━━━ Entries supplied ━━━

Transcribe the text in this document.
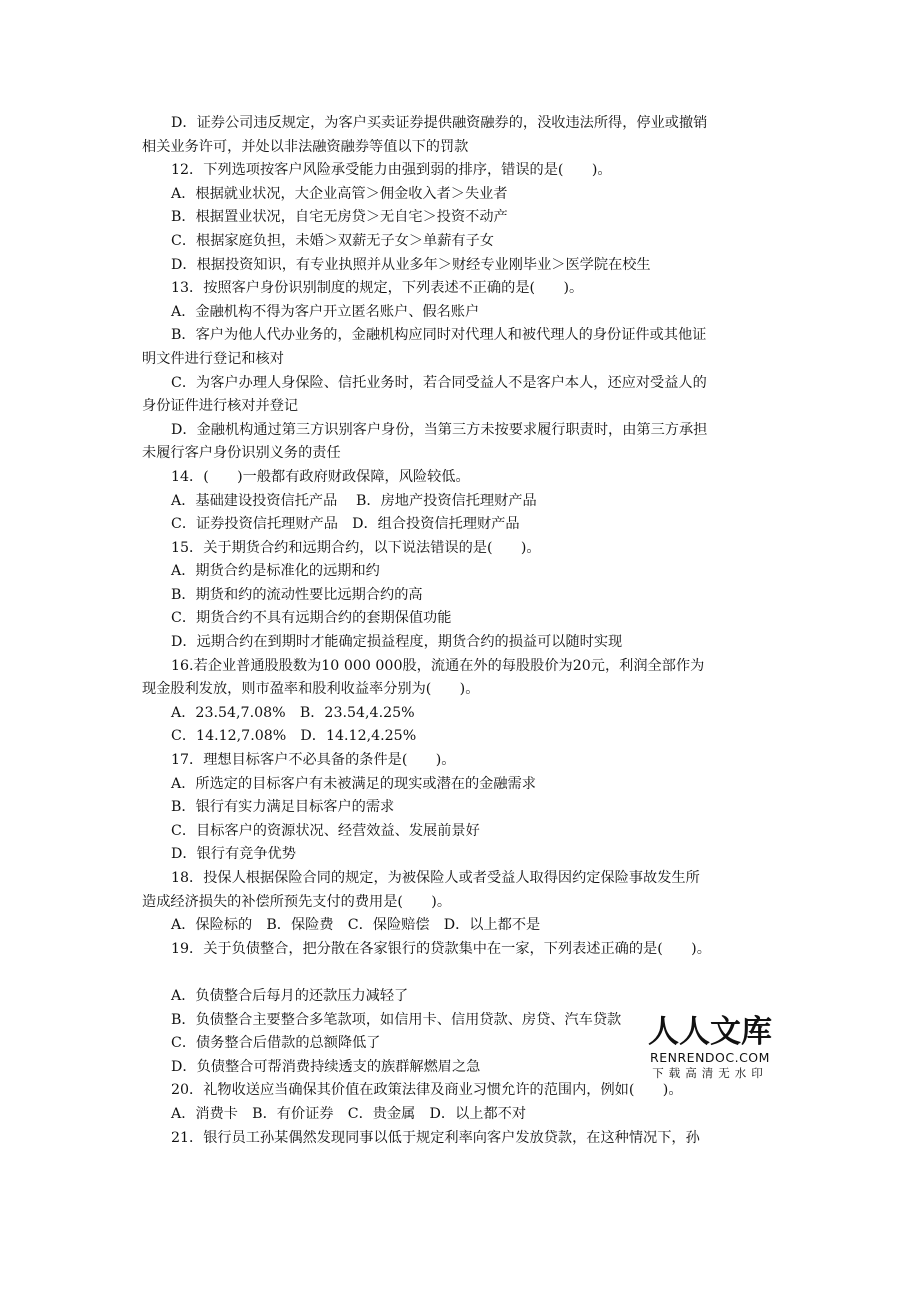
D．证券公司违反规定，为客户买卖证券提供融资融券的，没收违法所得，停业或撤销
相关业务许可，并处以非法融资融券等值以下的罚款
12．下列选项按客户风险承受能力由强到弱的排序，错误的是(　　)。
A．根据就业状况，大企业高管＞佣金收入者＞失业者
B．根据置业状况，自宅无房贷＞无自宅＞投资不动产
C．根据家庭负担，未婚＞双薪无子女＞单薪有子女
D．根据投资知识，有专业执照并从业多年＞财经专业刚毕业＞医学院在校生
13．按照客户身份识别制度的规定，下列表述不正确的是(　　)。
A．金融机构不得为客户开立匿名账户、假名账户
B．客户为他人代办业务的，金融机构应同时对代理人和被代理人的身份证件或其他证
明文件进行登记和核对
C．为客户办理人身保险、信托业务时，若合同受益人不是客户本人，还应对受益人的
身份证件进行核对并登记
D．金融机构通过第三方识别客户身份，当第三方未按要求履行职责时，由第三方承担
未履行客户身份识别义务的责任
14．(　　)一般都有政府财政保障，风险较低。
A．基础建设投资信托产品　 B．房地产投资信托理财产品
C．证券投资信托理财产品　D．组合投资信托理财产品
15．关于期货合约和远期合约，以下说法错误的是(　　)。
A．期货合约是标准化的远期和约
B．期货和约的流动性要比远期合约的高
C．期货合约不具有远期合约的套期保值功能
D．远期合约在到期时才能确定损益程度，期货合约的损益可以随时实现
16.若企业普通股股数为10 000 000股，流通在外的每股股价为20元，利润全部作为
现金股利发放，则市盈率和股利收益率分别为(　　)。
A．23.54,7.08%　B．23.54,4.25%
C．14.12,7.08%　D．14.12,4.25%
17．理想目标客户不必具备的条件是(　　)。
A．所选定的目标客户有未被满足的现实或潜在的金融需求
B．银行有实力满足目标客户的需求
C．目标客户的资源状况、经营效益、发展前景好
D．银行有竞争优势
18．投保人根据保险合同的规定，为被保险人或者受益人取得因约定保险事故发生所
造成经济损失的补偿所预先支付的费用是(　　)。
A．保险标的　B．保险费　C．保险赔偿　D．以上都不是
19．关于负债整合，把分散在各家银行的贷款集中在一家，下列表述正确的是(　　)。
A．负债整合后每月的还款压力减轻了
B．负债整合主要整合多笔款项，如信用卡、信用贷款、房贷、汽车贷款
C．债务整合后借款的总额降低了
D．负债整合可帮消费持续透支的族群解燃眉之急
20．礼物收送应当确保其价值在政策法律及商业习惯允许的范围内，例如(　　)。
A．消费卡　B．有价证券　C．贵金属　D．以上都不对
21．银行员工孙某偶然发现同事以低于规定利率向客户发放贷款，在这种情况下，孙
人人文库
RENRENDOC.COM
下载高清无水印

━━━
━━━ Entries supplied ━━━

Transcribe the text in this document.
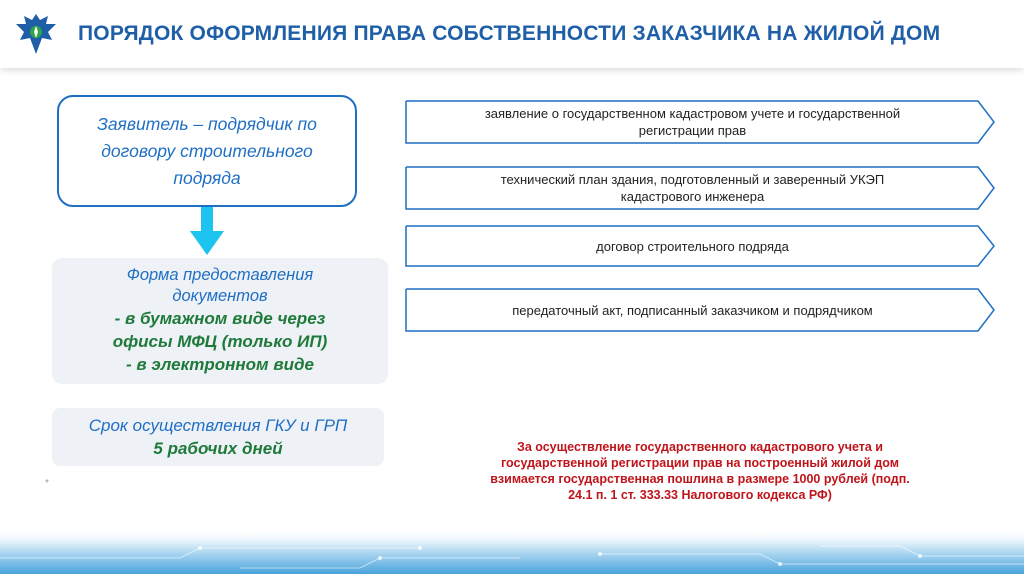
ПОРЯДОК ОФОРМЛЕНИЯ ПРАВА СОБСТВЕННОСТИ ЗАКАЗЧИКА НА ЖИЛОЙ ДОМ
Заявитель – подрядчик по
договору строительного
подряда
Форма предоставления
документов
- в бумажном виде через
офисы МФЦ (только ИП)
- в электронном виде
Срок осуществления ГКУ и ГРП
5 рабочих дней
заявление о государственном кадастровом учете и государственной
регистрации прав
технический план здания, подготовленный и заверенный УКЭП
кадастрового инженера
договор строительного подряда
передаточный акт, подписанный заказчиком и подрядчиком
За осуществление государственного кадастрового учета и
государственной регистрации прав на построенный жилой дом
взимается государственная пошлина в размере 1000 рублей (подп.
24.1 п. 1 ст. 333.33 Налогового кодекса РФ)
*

━━━
━━━ Entries supplied ━━━

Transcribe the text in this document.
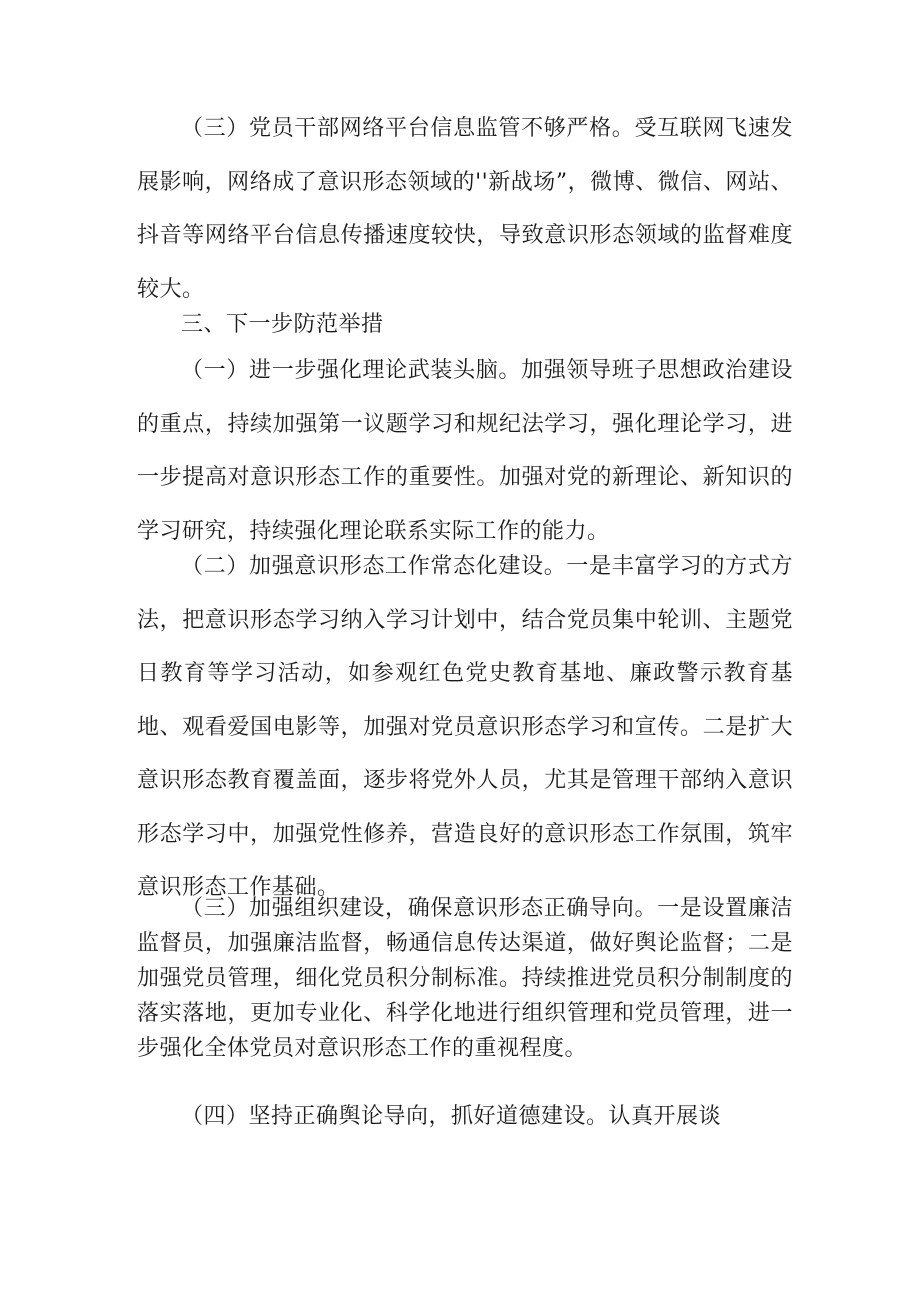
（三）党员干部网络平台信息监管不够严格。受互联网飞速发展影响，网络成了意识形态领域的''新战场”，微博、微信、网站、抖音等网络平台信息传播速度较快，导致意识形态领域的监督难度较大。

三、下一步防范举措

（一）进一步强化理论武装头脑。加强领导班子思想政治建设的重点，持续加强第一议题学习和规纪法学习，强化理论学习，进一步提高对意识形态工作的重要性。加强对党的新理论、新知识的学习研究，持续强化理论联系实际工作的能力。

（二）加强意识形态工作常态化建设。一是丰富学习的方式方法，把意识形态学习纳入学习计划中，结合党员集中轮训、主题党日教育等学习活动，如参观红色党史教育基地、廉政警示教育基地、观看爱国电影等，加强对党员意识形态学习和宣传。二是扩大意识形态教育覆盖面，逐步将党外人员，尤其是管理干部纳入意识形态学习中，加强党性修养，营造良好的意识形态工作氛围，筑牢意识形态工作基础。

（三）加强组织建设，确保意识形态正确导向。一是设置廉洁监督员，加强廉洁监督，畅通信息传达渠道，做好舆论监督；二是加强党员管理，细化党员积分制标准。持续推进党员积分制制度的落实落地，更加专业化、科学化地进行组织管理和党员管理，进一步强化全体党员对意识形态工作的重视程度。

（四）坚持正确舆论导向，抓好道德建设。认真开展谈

━━━

■ Requirement ■
Each line containing "строительного" counts once; state the total number of such lines and nothing else.

■ Final answer ■
2